* Dataset extract
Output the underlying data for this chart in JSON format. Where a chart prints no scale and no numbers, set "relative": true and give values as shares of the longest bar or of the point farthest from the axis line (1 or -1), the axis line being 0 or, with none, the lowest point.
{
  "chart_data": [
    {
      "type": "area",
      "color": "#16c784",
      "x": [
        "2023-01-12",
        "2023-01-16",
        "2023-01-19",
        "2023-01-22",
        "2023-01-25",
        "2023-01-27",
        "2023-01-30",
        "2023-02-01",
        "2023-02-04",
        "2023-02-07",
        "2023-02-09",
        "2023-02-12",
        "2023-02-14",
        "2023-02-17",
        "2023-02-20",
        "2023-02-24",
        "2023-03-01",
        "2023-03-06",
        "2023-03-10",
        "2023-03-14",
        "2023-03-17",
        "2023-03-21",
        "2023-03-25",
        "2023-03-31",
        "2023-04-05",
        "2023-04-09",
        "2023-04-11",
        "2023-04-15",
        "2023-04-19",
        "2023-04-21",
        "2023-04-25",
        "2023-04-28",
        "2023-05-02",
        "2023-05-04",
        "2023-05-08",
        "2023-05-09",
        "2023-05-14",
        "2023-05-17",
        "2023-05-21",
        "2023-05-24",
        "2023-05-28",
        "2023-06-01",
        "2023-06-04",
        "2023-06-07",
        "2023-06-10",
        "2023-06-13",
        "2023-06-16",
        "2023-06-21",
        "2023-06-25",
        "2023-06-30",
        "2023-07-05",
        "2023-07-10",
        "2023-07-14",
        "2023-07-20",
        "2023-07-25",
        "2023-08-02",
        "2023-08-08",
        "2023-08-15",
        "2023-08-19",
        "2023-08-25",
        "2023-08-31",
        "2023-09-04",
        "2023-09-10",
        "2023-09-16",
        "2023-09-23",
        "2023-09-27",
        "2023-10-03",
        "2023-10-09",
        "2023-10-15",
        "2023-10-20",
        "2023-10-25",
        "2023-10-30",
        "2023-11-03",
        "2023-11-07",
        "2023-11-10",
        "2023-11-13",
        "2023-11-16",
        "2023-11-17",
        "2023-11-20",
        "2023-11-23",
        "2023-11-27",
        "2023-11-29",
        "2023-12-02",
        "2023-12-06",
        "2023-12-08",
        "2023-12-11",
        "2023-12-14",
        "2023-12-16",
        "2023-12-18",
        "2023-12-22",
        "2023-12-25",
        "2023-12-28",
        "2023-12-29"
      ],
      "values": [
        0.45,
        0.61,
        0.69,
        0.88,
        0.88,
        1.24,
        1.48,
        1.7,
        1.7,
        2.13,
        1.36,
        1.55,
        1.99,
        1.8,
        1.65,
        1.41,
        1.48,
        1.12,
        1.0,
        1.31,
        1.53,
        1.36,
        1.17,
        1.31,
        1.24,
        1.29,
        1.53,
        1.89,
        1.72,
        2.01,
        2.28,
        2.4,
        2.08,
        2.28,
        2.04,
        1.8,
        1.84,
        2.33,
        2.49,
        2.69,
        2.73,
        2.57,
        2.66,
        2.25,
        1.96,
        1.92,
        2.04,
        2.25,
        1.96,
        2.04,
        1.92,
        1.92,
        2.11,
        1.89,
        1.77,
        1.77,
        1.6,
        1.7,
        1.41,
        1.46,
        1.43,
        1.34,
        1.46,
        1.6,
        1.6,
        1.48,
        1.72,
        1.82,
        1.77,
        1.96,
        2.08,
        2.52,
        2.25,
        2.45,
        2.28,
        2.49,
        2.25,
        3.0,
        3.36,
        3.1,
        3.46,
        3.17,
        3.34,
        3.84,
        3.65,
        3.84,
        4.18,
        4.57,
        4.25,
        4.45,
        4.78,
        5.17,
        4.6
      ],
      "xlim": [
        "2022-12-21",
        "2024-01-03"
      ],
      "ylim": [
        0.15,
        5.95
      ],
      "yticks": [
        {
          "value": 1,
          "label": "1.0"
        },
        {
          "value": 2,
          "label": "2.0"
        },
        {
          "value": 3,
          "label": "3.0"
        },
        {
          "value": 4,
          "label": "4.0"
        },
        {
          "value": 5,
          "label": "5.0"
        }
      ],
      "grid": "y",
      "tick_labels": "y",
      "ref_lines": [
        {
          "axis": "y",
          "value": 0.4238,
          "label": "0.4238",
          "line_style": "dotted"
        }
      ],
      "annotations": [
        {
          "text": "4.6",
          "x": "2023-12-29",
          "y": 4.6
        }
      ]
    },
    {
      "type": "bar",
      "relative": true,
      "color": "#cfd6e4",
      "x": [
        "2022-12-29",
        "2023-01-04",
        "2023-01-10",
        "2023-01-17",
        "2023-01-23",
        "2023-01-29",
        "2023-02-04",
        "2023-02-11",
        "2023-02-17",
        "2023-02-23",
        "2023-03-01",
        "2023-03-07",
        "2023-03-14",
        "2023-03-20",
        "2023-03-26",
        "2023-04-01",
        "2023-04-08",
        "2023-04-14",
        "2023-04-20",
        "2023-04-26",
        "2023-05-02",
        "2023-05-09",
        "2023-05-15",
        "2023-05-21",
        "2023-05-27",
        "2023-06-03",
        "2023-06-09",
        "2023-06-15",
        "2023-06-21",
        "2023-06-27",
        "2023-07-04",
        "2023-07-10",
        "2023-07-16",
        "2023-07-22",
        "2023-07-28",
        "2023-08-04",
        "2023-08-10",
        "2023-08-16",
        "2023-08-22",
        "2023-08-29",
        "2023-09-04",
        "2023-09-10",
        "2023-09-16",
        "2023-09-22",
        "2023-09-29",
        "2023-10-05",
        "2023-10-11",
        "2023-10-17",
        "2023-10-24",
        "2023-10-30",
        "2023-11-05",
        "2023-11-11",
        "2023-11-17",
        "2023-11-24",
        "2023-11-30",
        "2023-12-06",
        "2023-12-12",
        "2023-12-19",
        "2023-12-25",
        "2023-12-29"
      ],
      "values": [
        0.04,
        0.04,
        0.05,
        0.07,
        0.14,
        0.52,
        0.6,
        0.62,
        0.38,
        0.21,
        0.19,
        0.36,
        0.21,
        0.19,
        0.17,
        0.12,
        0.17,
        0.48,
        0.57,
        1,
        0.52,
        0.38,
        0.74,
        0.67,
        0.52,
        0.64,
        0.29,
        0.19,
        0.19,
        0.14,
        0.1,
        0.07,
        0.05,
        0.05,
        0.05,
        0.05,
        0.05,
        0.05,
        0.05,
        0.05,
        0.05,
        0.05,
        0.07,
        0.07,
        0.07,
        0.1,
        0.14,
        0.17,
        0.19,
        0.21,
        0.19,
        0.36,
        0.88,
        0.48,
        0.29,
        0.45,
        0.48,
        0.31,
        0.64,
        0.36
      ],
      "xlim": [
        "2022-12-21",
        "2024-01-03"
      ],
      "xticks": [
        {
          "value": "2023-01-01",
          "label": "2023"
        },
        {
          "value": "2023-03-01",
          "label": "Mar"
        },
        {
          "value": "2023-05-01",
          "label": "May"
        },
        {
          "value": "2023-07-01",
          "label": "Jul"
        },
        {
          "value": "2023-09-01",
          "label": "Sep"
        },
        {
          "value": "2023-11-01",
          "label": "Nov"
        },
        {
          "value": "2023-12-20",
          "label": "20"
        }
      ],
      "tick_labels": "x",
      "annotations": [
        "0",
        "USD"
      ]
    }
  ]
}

* Given request
From the records above, extract every line exactly as it stands.

* Result
Output the underlying data for this chart in JSON format. Where a chart prints no scale and no numbers, set "relative": true and give values as shares of the longest bar or of the point farthest from the axis line (1 or -1), the axis line being 0 or, with none, the lowest point.
{
  "chart_data": [
    {
      "type": "area",
      "color": "#16c784",
      "x": [
        "2023-01-12",
        "2023-01-16",
        "2023-01-19",
        "2023-01-22",
        "2023-01-25",
        "2023-01-27",
        "2023-01-30",
        "2023-02-01",
        "2023-02-04",
        "2023-02-07",
        "2023-02-09",
        "2023-02-12",
        "2023-02-14",
        "2023-02-17",
        "2023-02-20",
        "2023-02-24",
        "2023-03-01",
        "2023-03-06",
        "2023-03-10",
        "2023-03-14",
        "2023-03-17",
        "2023-03-21",
        "2023-03-25",
        "2023-03-31",
        "2023-04-05",
        "2023-04-09",
        "2023-04-11",
        "2023-04-15",
        "2023-04-19",
        "2023-04-21",
        "2023-04-25",
        "2023-04-28",
        "2023-05-02",
        "2023-05-04",
        "2023-05-08",
        "2023-05-09",
        "2023-05-14",
        "2023-05-17",
        "2023-05-21",
        "2023-05-24",
        "2023-05-28",
        "2023-06-01",
        "2023-06-04",
        "2023-06-07",
        "2023-06-10",
        "2023-06-13",
        "2023-06-16",
        "2023-06-21",
        "2023-06-25",
        "2023-06-30",
        "2023-07-05",
        "2023-07-10",
        "2023-07-14",
        "2023-07-20",
        "2023-07-25",
        "2023-08-02",
        "2023-08-08",
        "2023-08-15",
        "2023-08-19",
        "2023-08-25",
        "2023-08-31",
        "2023-09-04",
        "2023-09-10",
        "2023-09-16",
        "2023-09-23",
        "2023-09-27",
        "2023-10-03",
        "2023-10-09",
        "2023-10-15",
        "2023-10-20",
        "2023-10-25",
        "2023-10-30",
        "2023-11-03",
        "2023-11-07",
        "2023-11-10",
        "2023-11-13",
        "2023-11-16",
        "2023-11-17",
        "2023-11-20",
        "2023-11-23",
        "2023-11-27",
        "2023-11-29",
        "2023-12-02",
        "2023-12-06",
        "2023-12-08",
        "2023-12-11",
        "2023-12-14",
        "2023-12-16",
        "2023-12-18",
        "2023-12-22",
        "2023-12-25",
        "2023-12-28",
        "2023-12-29"
      ],
      "values": [
        0.45,
        0.61,
        0.69,
        0.88,
        0.88,
        1.24,
        1.48,
        1.7,
        1.7,
        2.13,
        1.36,
        1.55,
        1.99,
        1.8,
        1.65,
        1.41,
        1.48,
        1.12,
        1.0,
        1.31,
        1.53,
        1.36,
        1.17,
        1.31,
        1.24,
        1.29,
        1.53,
        1.89,
        1.72,
        2.01,
        2.28,
        2.4,
        2.08,
        2.28,
        2.04,
        1.8,
        1.84,
        2.33,
        2.49,
        2.69,
        2.73,
        2.57,
        2.66,
        2.25,
        1.96,
        1.92,
        2.04,
        2.25,
        1.96,
        2.04,
        1.92,
        1.92,
        2.11,
        1.89,
        1.77,
        1.77,
        1.6,
        1.7,
        1.41,
        1.46,
        1.43,
        1.34,
        1.46,
        1.6,
        1.6,
        1.48,
        1.72,
        1.82,
        1.77,
        1.96,
        2.08,
        2.52,
        2.25,
        2.45,
        2.28,
        2.49,
        2.25,
        3.0,
        3.36,
        3.1,
        3.46,
        3.17,
        3.34,
        3.84,
        3.65,
        3.84,
        4.18,
        4.57,
        4.25,
        4.45,
        4.78,
        5.17,
        4.6
      ],
      "xlim": [
        "2022-12-21",
        "2024-01-03"
      ],
      "ylim": [
        0.15,
        5.95
      ],
      "yticks": [
        {
          "value": 1,
          "label": "1.0"
        },
        {
          "value": 2,
          "label": "2.0"
        },
        {
          "value": 3,
          "label": "3.0"
        },
        {
          "value": 4,
          "label": "4.0"
        },
        {
          "value": 5,
          "label": "5.0"
        }
      ],
      "grid": "y",
      "tick_labels": "y",
      "ref_lines": [
        {
          "axis": "y",
          "value": 0.4238,
          "label": "0.4238",
          "line_style": "dotted"
        }
      ],
      "annotations": [
        {
          "text": "4.6",
          "x": "2023-12-29",
          "y": 4.6
        }
      ]
    },
    {
      "type": "bar",
      "relative": true,
      "color": "#cfd6e4",
      "x": [
        "2022-12-29",
        "2023-01-04",
        "2023-01-10",
        "2023-01-17",
        "2023-01-23",
        "2023-01-29",
        "2023-02-04",
        "2023-02-11",
        "2023-02-17",
        "2023-02-23",
        "2023-03-01",
        "2023-03-07",
        "2023-03-14",
        "2023-03-20",
        "2023-03-26",
        "2023-04-01",
        "2023-04-08",
        "2023-04-14",
        "2023-04-20",
        "2023-04-26",
        "2023-05-02",
        "2023-05-09",
        "2023-05-15",
        "2023-05-21",
        "2023-05-27",
        "2023-06-03",
        "2023-06-09",
        "2023-06-15",
        "2023-06-21",
        "2023-06-27",
        "2023-07-04",
        "2023-07-10",
        "2023-07-16",
        "2023-07-22",
        "2023-07-28",
        "2023-08-04",
        "2023-08-10",
        "2023-08-16",
        "2023-08-22",
        "2023-08-29",
        "2023-09-04",
        "2023-09-10",
        "2023-09-16",
        "2023-09-22",
        "2023-09-29",
        "2023-10-05",
        "2023-10-11",
        "2023-10-17",
        "2023-10-24",
        "2023-10-30",
        "2023-11-05",
        "2023-11-11",
        "2023-11-17",
        "2023-11-24",
        "2023-11-30",
        "2023-12-06",
        "2023-12-12",
        "2023-12-19",
        "2023-12-25",
        "2023-12-29"
      ],
      "values": [
        0.04,
        0.04,
        0.05,
        0.07,
        0.14,
        0.52,
        0.6,
        0.62,
        0.38,
        0.21,
        0.19,
        0.36,
        0.21,
        0.19,
        0.17,
        0.12,
        0.17,
        0.48,
        0.57,
        1,
        0.52,
        0.38,
        0.74,
        0.67,
        0.52,
        0.64,
        0.29,
        0.19,
        0.19,
        0.14,
        0.1,
        0.07,
        0.05,
        0.05,
        0.05,
        0.05,
        0.05,
        0.05,
        0.05,
        0.05,
        0.05,
        0.05,
        0.07,
        0.07,
        0.07,
        0.1,
        0.14,
        0.17,
        0.19,
        0.21,
        0.19,
        0.36,
        0.88,
        0.48,
        0.29,
        0.45,
        0.48,
        0.31,
        0.64,
        0.36
      ],
      "xlim": [
        "2022-12-21",
        "2024-01-03"
      ],
      "xticks": [
        {
          "value": "2023-01-01",
          "label": "2023"
        },
        {
          "value": "2023-03-01",
          "label": "Mar"
        },
        {
          "value": "2023-05-01",
          "label": "May"
        },
        {
          "value": "2023-07-01",
          "label": "Jul"
        },
        {
          "value": "2023-09-01",
          "label": "Sep"
        },
        {
          "value": "2023-11-01",
          "label": "Nov"
        },
        {
          "value": "2023-12-20",
          "label": "20"
        }
      ],
      "tick_labels": "x",
      "annotations": [
        "0",
        "USD"
      ]
    }
  ]
}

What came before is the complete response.